Your instructions: List each line of the data that holds the string "name".

(Data entries)
--
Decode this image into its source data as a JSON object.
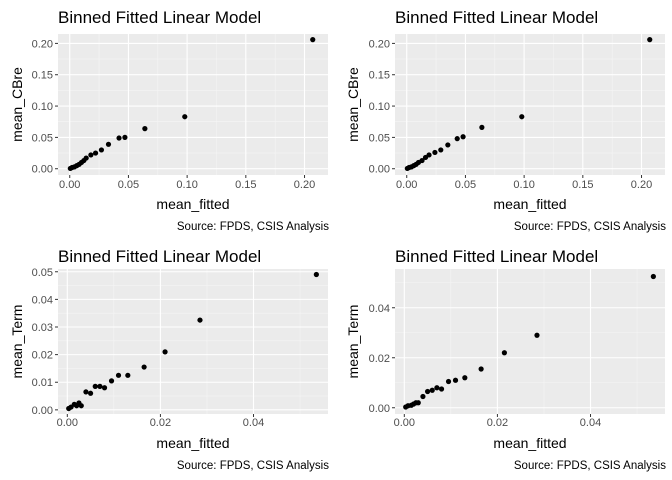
{
  "colors": {
    "panel_background": "#ebebeb",
    "grid": "#ffffff",
    "point": "#000000",
    "tick_label": "#4d4d4d"
  },
  "chart_data": [
    {
      "type": "scatter",
      "title": "Binned Fitted Linear Model",
      "xlabel": "mean_fitted",
      "ylabel": "mean_CBre",
      "caption": "Source: FPDS, CSIS Analysis",
      "xlim": [
        -0.01,
        0.22
      ],
      "ylim": [
        -0.01,
        0.215
      ],
      "xticks": [
        0.0,
        0.05,
        0.1,
        0.15,
        0.2
      ],
      "xtick_labels": [
        "0.00",
        "0.05",
        "0.10",
        "0.15",
        "0.20"
      ],
      "yticks": [
        0.0,
        0.05,
        0.1,
        0.15,
        0.2
      ],
      "ytick_labels": [
        "0.00",
        "0.05",
        "0.10",
        "0.15",
        "0.20"
      ],
      "grid": true,
      "points": {
        "x": [
          0.0005,
          0.002,
          0.004,
          0.006,
          0.008,
          0.01,
          0.012,
          0.014,
          0.018,
          0.022,
          0.027,
          0.033,
          0.042,
          0.047,
          0.064,
          0.098,
          0.207
        ],
        "y": [
          0.0005,
          0.002,
          0.003,
          0.005,
          0.007,
          0.01,
          0.013,
          0.017,
          0.022,
          0.025,
          0.03,
          0.039,
          0.049,
          0.05,
          0.064,
          0.083,
          0.206
        ]
      }
    },
    {
      "type": "scatter",
      "title": "Binned Fitted Linear Model",
      "xlabel": "mean_fitted",
      "ylabel": "mean_CBre",
      "caption": "Source: FPDS, CSIS Analysis",
      "xlim": [
        -0.01,
        0.22
      ],
      "ylim": [
        -0.01,
        0.215
      ],
      "xticks": [
        0.0,
        0.05,
        0.1,
        0.15,
        0.2
      ],
      "xtick_labels": [
        "0.00",
        "0.05",
        "0.10",
        "0.15",
        "0.20"
      ],
      "yticks": [
        0.0,
        0.05,
        0.1,
        0.15,
        0.2
      ],
      "ytick_labels": [
        "0.00",
        "0.05",
        "0.10",
        "0.15",
        "0.20"
      ],
      "grid": true,
      "points": {
        "x": [
          0.0005,
          0.002,
          0.004,
          0.006,
          0.008,
          0.01,
          0.013,
          0.016,
          0.019,
          0.024,
          0.029,
          0.035,
          0.043,
          0.048,
          0.064,
          0.098,
          0.207
        ],
        "y": [
          0.0005,
          0.002,
          0.003,
          0.005,
          0.007,
          0.01,
          0.013,
          0.018,
          0.022,
          0.026,
          0.03,
          0.038,
          0.048,
          0.051,
          0.066,
          0.083,
          0.206
        ]
      }
    },
    {
      "type": "scatter",
      "title": "Binned Fitted Linear Model",
      "xlabel": "mean_fitted",
      "ylabel": "mean_Term",
      "caption": "Source: FPDS, CSIS Analysis",
      "xlim": [
        -0.002,
        0.056
      ],
      "ylim": [
        -0.0015,
        0.051
      ],
      "xticks": [
        0.0,
        0.02,
        0.04
      ],
      "xtick_labels": [
        "0.00",
        "0.02",
        "0.04"
      ],
      "yticks": [
        0.0,
        0.01,
        0.02,
        0.03,
        0.04,
        0.05
      ],
      "ytick_labels": [
        "0.00",
        "0.01",
        "0.02",
        "0.03",
        "0.04",
        "0.05"
      ],
      "grid": true,
      "points": {
        "x": [
          0.0003,
          0.0008,
          0.0015,
          0.002,
          0.0025,
          0.003,
          0.004,
          0.005,
          0.006,
          0.007,
          0.008,
          0.0095,
          0.011,
          0.013,
          0.0165,
          0.021,
          0.0285,
          0.0535
        ],
        "y": [
          0.0005,
          0.001,
          0.002,
          0.0015,
          0.0025,
          0.0015,
          0.0065,
          0.006,
          0.0085,
          0.0085,
          0.008,
          0.0105,
          0.0125,
          0.0125,
          0.0155,
          0.021,
          0.0325,
          0.049
        ]
      }
    },
    {
      "type": "scatter",
      "title": "Binned Fitted Linear Model",
      "xlabel": "mean_fitted",
      "ylabel": "mean_Term",
      "caption": "Source: FPDS, CSIS Analysis",
      "xlim": [
        -0.002,
        0.056
      ],
      "ylim": [
        -0.0025,
        0.0555
      ],
      "xticks": [
        0.0,
        0.02,
        0.04
      ],
      "xtick_labels": [
        "0.00",
        "0.02",
        "0.04"
      ],
      "yticks": [
        0.0,
        0.02,
        0.04
      ],
      "ytick_labels": [
        "0.00",
        "0.02",
        "0.04"
      ],
      "grid": true,
      "points": {
        "x": [
          0.0003,
          0.0008,
          0.0015,
          0.002,
          0.0025,
          0.003,
          0.004,
          0.005,
          0.006,
          0.007,
          0.008,
          0.0095,
          0.011,
          0.013,
          0.0165,
          0.0215,
          0.0285,
          0.0535
        ],
        "y": [
          0.0003,
          0.0008,
          0.001,
          0.0015,
          0.002,
          0.002,
          0.0045,
          0.0065,
          0.007,
          0.008,
          0.0075,
          0.0105,
          0.011,
          0.012,
          0.0155,
          0.022,
          0.029,
          0.0525
        ]
      }
    }
  ]
}
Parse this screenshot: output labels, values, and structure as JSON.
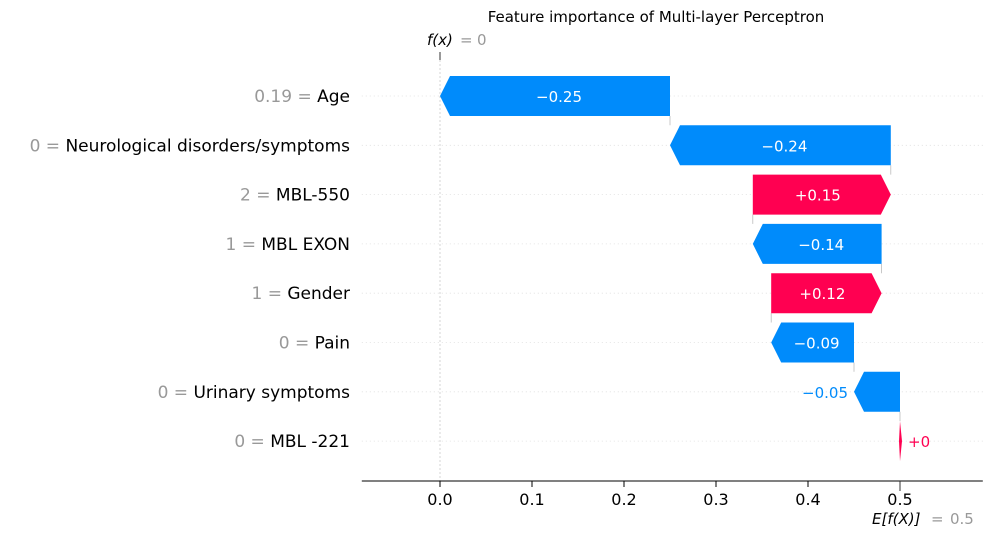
{
  "chart_data": {
    "type": "waterfall",
    "title": "Feature importance of Multi-layer Perceptron",
    "fx_label": "f(x)",
    "fx_value": "0",
    "base_label": "E[f(X)]",
    "base_value": "0.5",
    "xlim": [
      -0.085,
      0.59
    ],
    "x_ticks": [
      "0.0",
      "0.1",
      "0.2",
      "0.3",
      "0.4",
      "0.5"
    ],
    "features": [
      {
        "value": "0.19",
        "name": "Age",
        "contribution": -0.25,
        "label": "−0.25"
      },
      {
        "value": "0",
        "name": "Neurological disorders/symptoms",
        "contribution": -0.24,
        "label": "−0.24"
      },
      {
        "value": "2",
        "name": "MBL-550",
        "contribution": 0.15,
        "label": "+0.15"
      },
      {
        "value": "1",
        "name": "MBL EXON",
        "contribution": -0.14,
        "label": "−0.14"
      },
      {
        "value": "1",
        "name": "Gender",
        "contribution": 0.12,
        "label": "+0.12"
      },
      {
        "value": "0",
        "name": "Pain",
        "contribution": -0.09,
        "label": "−0.09"
      },
      {
        "value": "0",
        "name": "Urinary symptoms",
        "contribution": -0.05,
        "label": "−0.05"
      },
      {
        "value": "0",
        "name": "MBL -221",
        "contribution": 0.0,
        "label": "+0"
      }
    ],
    "base": 0.5,
    "colors": {
      "positive": "#ff0051",
      "negative": "#008bfb",
      "value_gray": "#999999",
      "text": "#000000"
    }
  }
}
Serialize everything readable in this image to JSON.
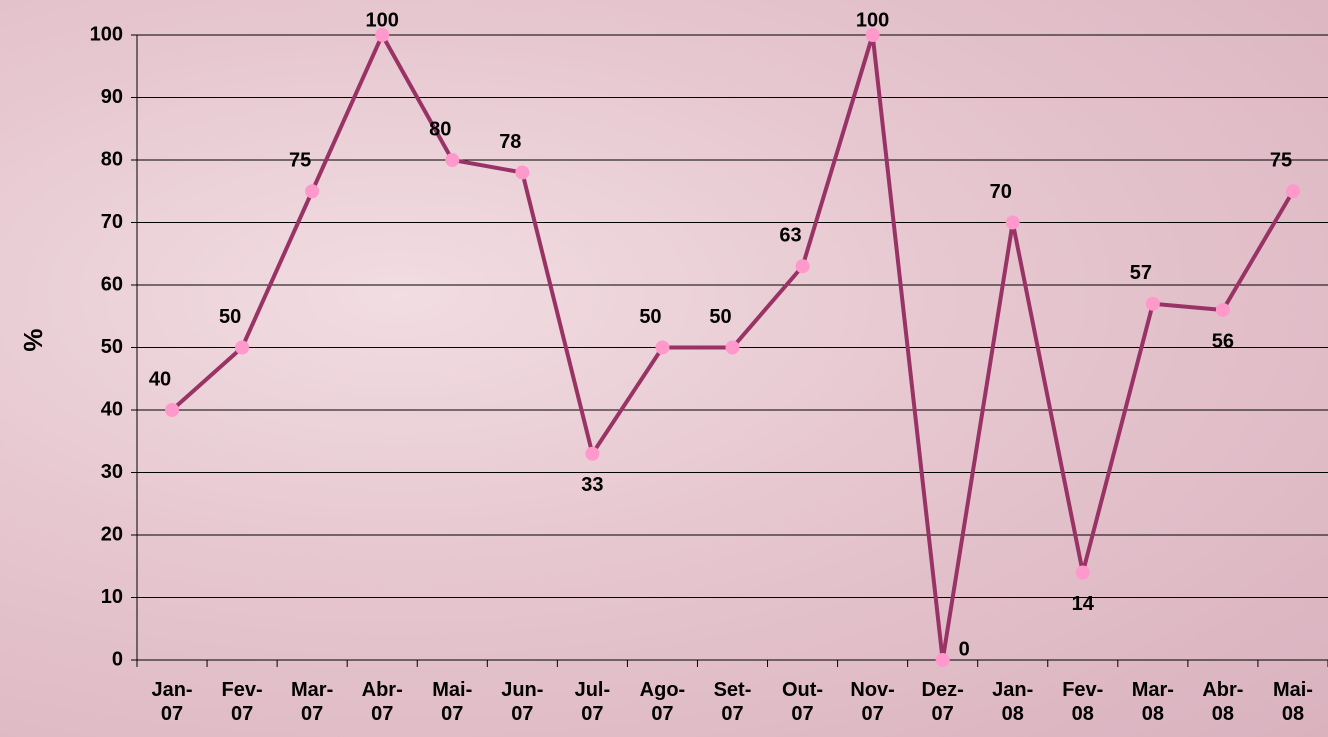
{
  "chart_data": {
    "type": "line",
    "y_label": "%",
    "categories": [
      "Jan-07",
      "Fev-07",
      "Mar-07",
      "Abr-07",
      "Mai-07",
      "Jun-07",
      "Jul-07",
      "Ago-07",
      "Set-07",
      "Out-07",
      "Nov-07",
      "Dez-07",
      "Jan-08",
      "Fev-08",
      "Mar-08",
      "Abr-08",
      "Mai-08"
    ],
    "series": [
      {
        "color": "#993366",
        "marker_color": "#ff99cc",
        "values": [
          40,
          50,
          75,
          100,
          80,
          78,
          33,
          50,
          50,
          63,
          100,
          0,
          70,
          14,
          57,
          56,
          75
        ]
      }
    ],
    "ylim": [
      0,
      100
    ],
    "yticks": [
      0,
      10,
      20,
      30,
      40,
      50,
      60,
      70,
      80,
      90,
      100
    ],
    "grid": true
  }
}
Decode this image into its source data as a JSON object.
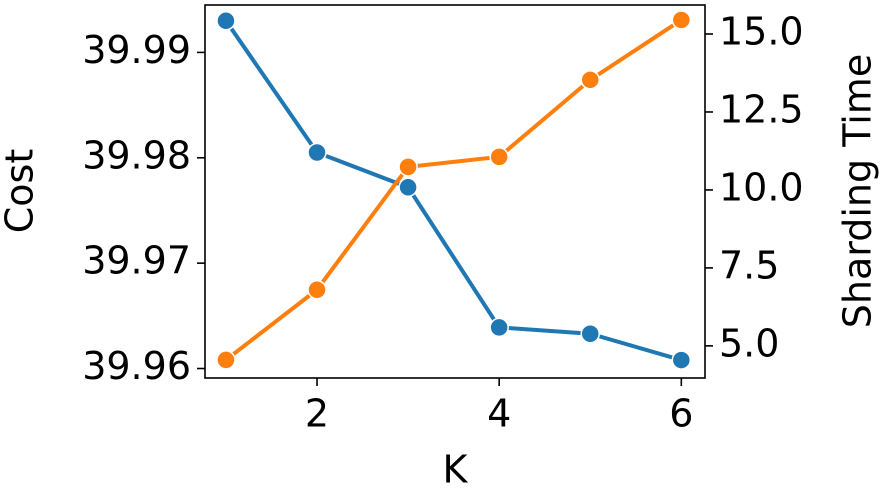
{
  "chart_data": {
    "type": "line",
    "x_label": "K",
    "y_label": "Cost",
    "y2_label": "Sharding Time",
    "x": [
      1,
      2,
      3,
      4,
      5,
      6
    ],
    "series": [
      {
        "color": "#1f77b4",
        "values": [
          39.993,
          39.9805,
          39.9772,
          39.9639,
          39.9633,
          39.9608
        ]
      },
      {
        "color": "#ff7f0e",
        "axis": "y2",
        "values": [
          4.55,
          6.8,
          10.74,
          11.06,
          13.53,
          15.45
        ]
      }
    ],
    "xlim": [
      0.77,
      6.26
    ],
    "xticks": [
      2,
      4,
      6
    ],
    "ylim": [
      39.9591,
      39.9945
    ],
    "yticks": [
      39.96,
      39.97,
      39.98,
      39.99
    ],
    "y2lim": [
      3.97,
      15.93
    ],
    "y2ticks": [
      {
        "value": 5,
        "label": "5.0"
      },
      7.5,
      {
        "value": 10,
        "label": "10.0"
      },
      12.5,
      {
        "value": 15,
        "label": "15.0"
      }
    ],
    "grid": false
  }
}
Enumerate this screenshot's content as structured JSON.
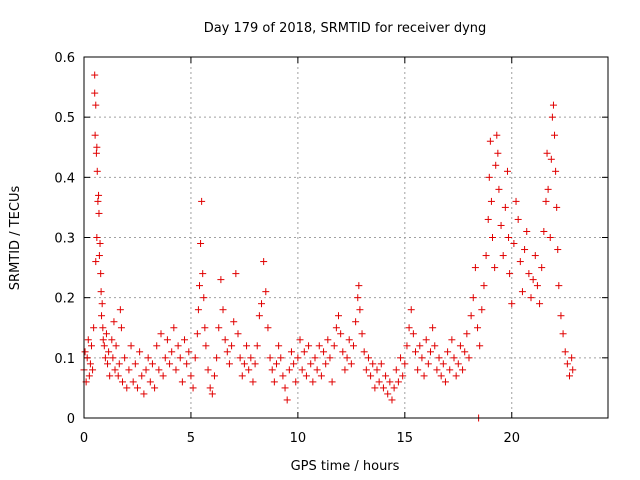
{
  "chart_data": {
    "type": "scatter",
    "title": "Day 179 of 2018, SRMTID for receiver dyng",
    "xlabel": "GPS time / hours",
    "ylabel": "SRMTID / TECUs",
    "xlim": [
      0,
      24.5
    ],
    "ylim": [
      0,
      0.6
    ],
    "xticks": [
      "0",
      "5",
      "10",
      "15",
      "20"
    ],
    "yticks": [
      "0",
      "0.1",
      "0.2",
      "0.3",
      "0.4",
      "0.5",
      "0.6"
    ],
    "grid": true,
    "marker": "plus",
    "color": "#e00000",
    "series": [
      {
        "name": "SRMTID",
        "points": [
          [
            0.0,
            0.08
          ],
          [
            0.05,
            0.11
          ],
          [
            0.1,
            0.06
          ],
          [
            0.15,
            0.1
          ],
          [
            0.2,
            0.13
          ],
          [
            0.25,
            0.07
          ],
          [
            0.3,
            0.09
          ],
          [
            0.35,
            0.12
          ],
          [
            0.4,
            0.08
          ],
          [
            0.45,
            0.15
          ],
          [
            0.5,
            0.57
          ],
          [
            0.5,
            0.54
          ],
          [
            0.52,
            0.47
          ],
          [
            0.55,
            0.52
          ],
          [
            0.58,
            0.44
          ],
          [
            0.6,
            0.45
          ],
          [
            0.62,
            0.41
          ],
          [
            0.65,
            0.36
          ],
          [
            0.6,
            0.3
          ],
          [
            0.68,
            0.37
          ],
          [
            0.7,
            0.34
          ],
          [
            0.72,
            0.27
          ],
          [
            0.75,
            0.29
          ],
          [
            0.55,
            0.26
          ],
          [
            0.78,
            0.24
          ],
          [
            0.8,
            0.21
          ],
          [
            0.82,
            0.17
          ],
          [
            0.85,
            0.19
          ],
          [
            0.88,
            0.15
          ],
          [
            0.9,
            0.13
          ],
          [
            0.95,
            0.12
          ],
          [
            1.0,
            0.1
          ],
          [
            1.05,
            0.14
          ],
          [
            1.1,
            0.09
          ],
          [
            1.15,
            0.11
          ],
          [
            1.2,
            0.07
          ],
          [
            1.3,
            0.13
          ],
          [
            1.35,
            0.1
          ],
          [
            1.4,
            0.16
          ],
          [
            1.45,
            0.08
          ],
          [
            1.5,
            0.12
          ],
          [
            1.6,
            0.07
          ],
          [
            1.65,
            0.09
          ],
          [
            1.7,
            0.18
          ],
          [
            1.75,
            0.15
          ],
          [
            1.8,
            0.06
          ],
          [
            1.9,
            0.1
          ],
          [
            2.0,
            0.05
          ],
          [
            2.1,
            0.08
          ],
          [
            2.2,
            0.12
          ],
          [
            2.3,
            0.06
          ],
          [
            2.4,
            0.09
          ],
          [
            2.5,
            0.05
          ],
          [
            2.6,
            0.11
          ],
          [
            2.7,
            0.07
          ],
          [
            2.8,
            0.04
          ],
          [
            2.9,
            0.08
          ],
          [
            3.0,
            0.1
          ],
          [
            3.1,
            0.06
          ],
          [
            3.2,
            0.09
          ],
          [
            3.3,
            0.05
          ],
          [
            3.4,
            0.12
          ],
          [
            3.5,
            0.08
          ],
          [
            3.6,
            0.14
          ],
          [
            3.7,
            0.07
          ],
          [
            3.8,
            0.1
          ],
          [
            3.9,
            0.13
          ],
          [
            4.0,
            0.09
          ],
          [
            4.1,
            0.11
          ],
          [
            4.2,
            0.15
          ],
          [
            4.3,
            0.08
          ],
          [
            4.4,
            0.12
          ],
          [
            4.5,
            0.1
          ],
          [
            4.6,
            0.06
          ],
          [
            4.7,
            0.13
          ],
          [
            4.8,
            0.09
          ],
          [
            4.9,
            0.11
          ],
          [
            5.0,
            0.07
          ],
          [
            5.1,
            0.05
          ],
          [
            5.2,
            0.1
          ],
          [
            5.3,
            0.14
          ],
          [
            5.35,
            0.18
          ],
          [
            5.4,
            0.22
          ],
          [
            5.45,
            0.29
          ],
          [
            5.5,
            0.36
          ],
          [
            5.55,
            0.24
          ],
          [
            5.6,
            0.2
          ],
          [
            5.65,
            0.15
          ],
          [
            5.7,
            0.12
          ],
          [
            5.8,
            0.08
          ],
          [
            5.9,
            0.05
          ],
          [
            6.0,
            0.04
          ],
          [
            6.1,
            0.07
          ],
          [
            6.2,
            0.1
          ],
          [
            6.3,
            0.15
          ],
          [
            6.4,
            0.23
          ],
          [
            6.5,
            0.18
          ],
          [
            6.6,
            0.13
          ],
          [
            6.7,
            0.11
          ],
          [
            6.8,
            0.09
          ],
          [
            6.9,
            0.12
          ],
          [
            7.0,
            0.16
          ],
          [
            7.1,
            0.24
          ],
          [
            7.2,
            0.14
          ],
          [
            7.3,
            0.1
          ],
          [
            7.4,
            0.07
          ],
          [
            7.5,
            0.09
          ],
          [
            7.6,
            0.12
          ],
          [
            7.7,
            0.08
          ],
          [
            7.8,
            0.1
          ],
          [
            7.9,
            0.06
          ],
          [
            8.0,
            0.09
          ],
          [
            8.1,
            0.12
          ],
          [
            8.2,
            0.17
          ],
          [
            8.3,
            0.19
          ],
          [
            8.4,
            0.26
          ],
          [
            8.5,
            0.21
          ],
          [
            8.6,
            0.15
          ],
          [
            8.7,
            0.1
          ],
          [
            8.8,
            0.08
          ],
          [
            8.9,
            0.06
          ],
          [
            9.0,
            0.09
          ],
          [
            9.1,
            0.12
          ],
          [
            9.2,
            0.1
          ],
          [
            9.3,
            0.07
          ],
          [
            9.4,
            0.05
          ],
          [
            9.5,
            0.03
          ],
          [
            9.6,
            0.08
          ],
          [
            9.7,
            0.11
          ],
          [
            9.8,
            0.09
          ],
          [
            9.9,
            0.06
          ],
          [
            10.0,
            0.1
          ],
          [
            10.1,
            0.13
          ],
          [
            10.2,
            0.08
          ],
          [
            10.3,
            0.11
          ],
          [
            10.4,
            0.07
          ],
          [
            10.5,
            0.12
          ],
          [
            10.6,
            0.09
          ],
          [
            10.7,
            0.06
          ],
          [
            10.8,
            0.1
          ],
          [
            10.9,
            0.08
          ],
          [
            11.0,
            0.12
          ],
          [
            11.1,
            0.07
          ],
          [
            11.2,
            0.11
          ],
          [
            11.3,
            0.09
          ],
          [
            11.4,
            0.13
          ],
          [
            11.5,
            0.1
          ],
          [
            11.6,
            0.06
          ],
          [
            11.7,
            0.12
          ],
          [
            11.8,
            0.15
          ],
          [
            11.9,
            0.17
          ],
          [
            12.0,
            0.14
          ],
          [
            12.1,
            0.11
          ],
          [
            12.2,
            0.08
          ],
          [
            12.3,
            0.1
          ],
          [
            12.4,
            0.13
          ],
          [
            12.5,
            0.09
          ],
          [
            12.6,
            0.12
          ],
          [
            12.7,
            0.16
          ],
          [
            12.8,
            0.2
          ],
          [
            12.85,
            0.22
          ],
          [
            12.9,
            0.18
          ],
          [
            13.0,
            0.14
          ],
          [
            13.1,
            0.11
          ],
          [
            13.2,
            0.08
          ],
          [
            13.3,
            0.1
          ],
          [
            13.4,
            0.07
          ],
          [
            13.5,
            0.09
          ],
          [
            13.6,
            0.05
          ],
          [
            13.7,
            0.08
          ],
          [
            13.8,
            0.06
          ],
          [
            13.9,
            0.09
          ],
          [
            14.0,
            0.05
          ],
          [
            14.1,
            0.07
          ],
          [
            14.2,
            0.04
          ],
          [
            14.3,
            0.06
          ],
          [
            14.4,
            0.03
          ],
          [
            14.5,
            0.05
          ],
          [
            14.6,
            0.08
          ],
          [
            14.7,
            0.06
          ],
          [
            14.8,
            0.1
          ],
          [
            14.9,
            0.07
          ],
          [
            15.0,
            0.09
          ],
          [
            15.1,
            0.12
          ],
          [
            15.2,
            0.15
          ],
          [
            15.3,
            0.18
          ],
          [
            15.4,
            0.14
          ],
          [
            15.5,
            0.11
          ],
          [
            15.6,
            0.08
          ],
          [
            15.7,
            0.12
          ],
          [
            15.8,
            0.1
          ],
          [
            15.9,
            0.07
          ],
          [
            16.0,
            0.13
          ],
          [
            16.1,
            0.09
          ],
          [
            16.2,
            0.11
          ],
          [
            16.3,
            0.15
          ],
          [
            16.4,
            0.12
          ],
          [
            16.5,
            0.08
          ],
          [
            16.6,
            0.1
          ],
          [
            16.7,
            0.07
          ],
          [
            16.8,
            0.09
          ],
          [
            16.9,
            0.06
          ],
          [
            17.0,
            0.11
          ],
          [
            17.1,
            0.08
          ],
          [
            17.2,
            0.13
          ],
          [
            17.3,
            0.1
          ],
          [
            17.4,
            0.07
          ],
          [
            17.5,
            0.09
          ],
          [
            17.6,
            0.12
          ],
          [
            17.7,
            0.08
          ],
          [
            17.8,
            0.11
          ],
          [
            17.9,
            0.14
          ],
          [
            18.0,
            0.1
          ],
          [
            18.1,
            0.17
          ],
          [
            18.2,
            0.2
          ],
          [
            18.3,
            0.25
          ],
          [
            18.4,
            0.15
          ],
          [
            18.5,
            0.12
          ],
          [
            18.6,
            0.18
          ],
          [
            18.7,
            0.22
          ],
          [
            18.8,
            0.27
          ],
          [
            18.9,
            0.33
          ],
          [
            18.95,
            0.4
          ],
          [
            19.0,
            0.46
          ],
          [
            19.05,
            0.36
          ],
          [
            19.1,
            0.3
          ],
          [
            19.2,
            0.25
          ],
          [
            19.25,
            0.42
          ],
          [
            19.3,
            0.47
          ],
          [
            19.35,
            0.44
          ],
          [
            19.4,
            0.38
          ],
          [
            19.5,
            0.32
          ],
          [
            19.6,
            0.27
          ],
          [
            19.7,
            0.35
          ],
          [
            19.8,
            0.41
          ],
          [
            19.85,
            0.3
          ],
          [
            19.9,
            0.24
          ],
          [
            20.0,
            0.19
          ],
          [
            20.1,
            0.29
          ],
          [
            20.2,
            0.36
          ],
          [
            20.3,
            0.33
          ],
          [
            20.4,
            0.26
          ],
          [
            20.5,
            0.21
          ],
          [
            20.6,
            0.28
          ],
          [
            20.7,
            0.31
          ],
          [
            20.8,
            0.24
          ],
          [
            20.9,
            0.2
          ],
          [
            21.0,
            0.23
          ],
          [
            21.1,
            0.27
          ],
          [
            21.2,
            0.22
          ],
          [
            21.3,
            0.19
          ],
          [
            21.4,
            0.25
          ],
          [
            21.5,
            0.31
          ],
          [
            21.6,
            0.36
          ],
          [
            21.65,
            0.44
          ],
          [
            21.7,
            0.38
          ],
          [
            21.8,
            0.3
          ],
          [
            21.85,
            0.43
          ],
          [
            21.9,
            0.5
          ],
          [
            21.95,
            0.52
          ],
          [
            22.0,
            0.47
          ],
          [
            22.05,
            0.41
          ],
          [
            22.1,
            0.35
          ],
          [
            22.15,
            0.28
          ],
          [
            22.2,
            0.22
          ],
          [
            22.3,
            0.17
          ],
          [
            22.4,
            0.14
          ],
          [
            22.5,
            0.11
          ],
          [
            22.6,
            0.09
          ],
          [
            22.7,
            0.07
          ],
          [
            22.8,
            0.1
          ],
          [
            22.85,
            0.08
          ],
          [
            18.45,
            0.0
          ]
        ]
      }
    ]
  }
}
--
Task response:
        "name": "Age",
        "name": "Neurological disorders/symptoms",
        "name": "MBL-550",
        "name": "MBL EXON",
        "name": "Gender",
        "name": "Pain",
        "name": "Urinary symptoms",
        "name": "MBL -221",
        "name": "SRMTID",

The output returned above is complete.